What the task requires
Retype all of the listing exactly, passing over any picture you find.

[Items from a figure collection]
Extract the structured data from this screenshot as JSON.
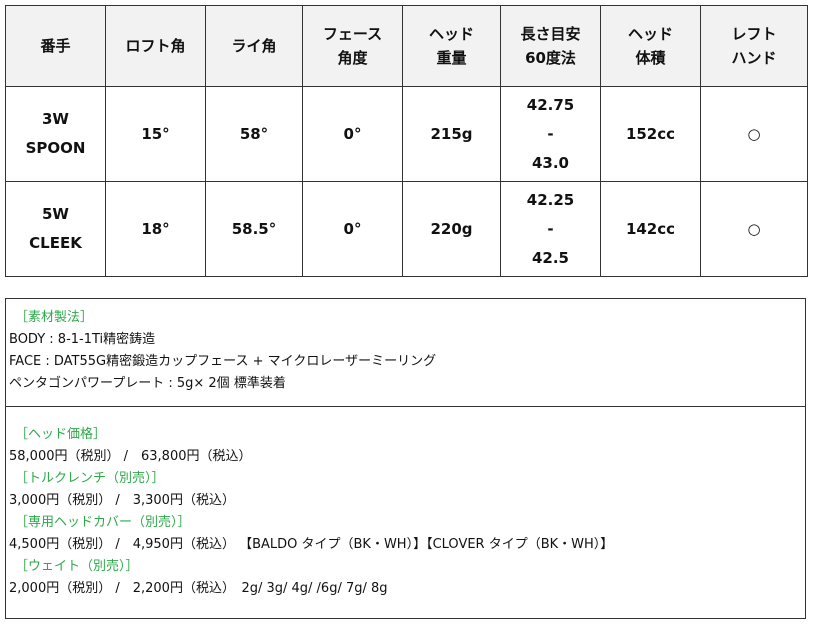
{
  "table": {
    "headers": [
      "番手",
      "ロフト角",
      "ライ角",
      "フェース\n角度",
      "ヘッド\n重量",
      "長さ目安\n60度法",
      "ヘッド\n体積",
      "レフト\nハンド"
    ],
    "rows": [
      [
        "3W\nSPOON",
        "15°",
        "58°",
        "0°",
        "215g",
        "42.75\n-\n43.0",
        "152cc",
        "○"
      ],
      [
        "5W\nCLEEK",
        "18°",
        "58.5°",
        "0°",
        "220g",
        "42.25\n-\n42.5",
        "142cc",
        "○"
      ]
    ]
  },
  "materials": {
    "heading": "［素材製法］",
    "lines": [
      "BODY : 8-1-1Ti精密鋳造",
      "FACE : DAT55G精密鍛造カップフェース + マイクロレーザーミーリング",
      "ペンタゴンパワープレート : 5g× 2個 標準装着"
    ]
  },
  "prices": [
    {
      "heading": "［ヘッド価格］",
      "line": "58,000円（税別） /　63,800円（税込）"
    },
    {
      "heading": "［トルクレンチ（別売）］",
      "line": "3,000円（税別） /　3,300円（税込）"
    },
    {
      "heading": "［専用ヘッドカバー（別売）］",
      "line": "4,500円（税別） /　4,950円（税込） 【BALDO タイプ（BK・WH）】【CLOVER タイプ（BK・WH）】"
    },
    {
      "heading": "［ウェイト（別売）］",
      "line": "2,000円（税別） /　2,200円（税込）　2g/ 3g/ 4g/ /6g/ 7g/ 8g"
    }
  ],
  "colors": {
    "heading_green": "#2ea84a",
    "header_bg": "#f2f2f2"
  }
}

Complete answer
Extract the structured data from this screenshot as JSON.
{
  "table": {
    "headers": [
      "番手",
      "ロフト角",
      "ライ角",
      "フェース\n角度",
      "ヘッド\n重量",
      "長さ目安\n60度法",
      "ヘッド\n体積",
      "レフト\nハンド"
    ],
    "rows": [
      [
        "3W\nSPOON",
        "15°",
        "58°",
        "0°",
        "215g",
        "42.75\n-\n43.0",
        "152cc",
        "○"
      ],
      [
        "5W\nCLEEK",
        "18°",
        "58.5°",
        "0°",
        "220g",
        "42.25\n-\n42.5",
        "142cc",
        "○"
      ]
    ]
  },
  "materials": {
    "heading": "［素材製法］",
    "lines": [
      "BODY : 8-1-1Ti精密鋳造",
      "FACE : DAT55G精密鍛造カップフェース + マイクロレーザーミーリング",
      "ペンタゴンパワープレート : 5g× 2個 標準装着"
    ]
  },
  "prices": [
    {
      "heading": "［ヘッド価格］",
      "line": "58,000円（税別） /　63,800円（税込）"
    },
    {
      "heading": "［トルクレンチ（別売）］",
      "line": "3,000円（税別） /　3,300円（税込）"
    },
    {
      "heading": "［専用ヘッドカバー（別売）］",
      "line": "4,500円（税別） /　4,950円（税込） 【BALDO タイプ（BK・WH）】【CLOVER タイプ（BK・WH）】"
    },
    {
      "heading": "［ウェイト（別売）］",
      "line": "2,000円（税別） /　2,200円（税込）　2g/ 3g/ 4g/ /6g/ 7g/ 8g"
    }
  ],
  "colors": {
    "heading_green": "#2ea84a",
    "header_bg": "#f2f2f2"
  }
}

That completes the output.